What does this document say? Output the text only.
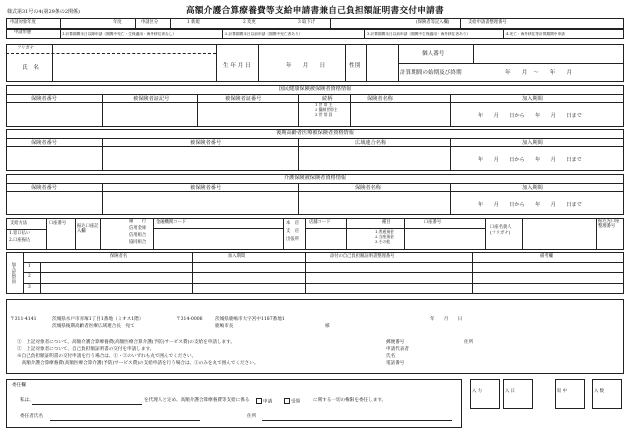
様式第31号の4(第29条の2関係)	高額介護合算療養費等支給申請書兼自己負担額証明書交付申請書
申請対象年度	年度	申請区分	1 新規	2 変更	3 取下げ	(保険者等記入欄)	支給申請書整理番号
申請形態	1.計算期間末日以降申請（期間中死亡・生保適用・海外移住者なし）	2.計算期間末日以前申請（期間中死亡者あり）	3.計算期間末日以前申請（期間中生保適用・海外移住者あり）	4.死亡・海外移住等計算期間中申請
フリガナ
氏　名	生 年 月 日	年　　月　　日	性別
個人番号
計算期間の始期及び終期	年　　月　～　　年　　月
国民健康保険被保険者資格情報
保険者番号	被保険者証記号	被保険者証番号	続柄
1 世 帯 主
2 擬制世帯主
3 世 帯 員
保険者名称	加入期間
年　　月　　日から　　年　　月　　日まで
後期高齢者医療被保険者資格情報
保険者番号	被保険者番号	広域連合名称	加入期間
年　　月　　日から　　年　　月　　日まで
介護保険被保険者資格情報
保険者番号	被保険者番号	保険者名称	加入期間
年　　月　　日から　　年　　月　　日まで
支給方法
1.窓口払い
2.口座振込
口座番号
振込口座記入欄
銀　　行
信用金庫
信用組合
協同組合
金融機関コード	本　店
支　店
出張所
店舗コード	種目
1.普通預金
2.当座預金
3.その他
口座番号
口座名義人
(フリガナ)
振込先口座整理番号
加入世帯員
保険者名	加入期間	添付の自己負担額証明書整理番号	備考欄
1
2
3
〒311-4141	茨城県水戸市赤塚1丁目1番地（ミオス1階）
茨城県後期高齢者医療広域連合長　宛て
〒314-0006	茨城県鹿嶋市大字宮中1187番地1
鹿嶋市長	様
年　　月　　日
①　上記対象者について、高額介護合算療養費(高額医療合算介護(予防)サービス費)の支給を申請します。
②　上記対象者について、自己負担額証明書の交付を申請します。
※自己負担額証明書の交付申請を行う場合は、①・②のいずれも丸で囲んでください。
　高額介護合算療養費(高額医療合算介護(予防)サービス費)の支給申請を行う場合は、①のみを丸で囲んでください。
郵便番号	住所
申請代表者
氏名
電話番号
委任欄
私は、	を代理人と定め、高額介護合算療養費等支給に係る	申請	受領	に関する一切の権限を委任します。
委任者氏名	住所
入 力	入 日	収 中	入 数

______

• **Exercise objective**:
Where a line above contains the word "被保険者番号", copy that line.

• **Reply**:
保険者番号	被保険者番号	広域連合名称	加入期間
保険者番号	被保険者番号	保険者名称	加入期間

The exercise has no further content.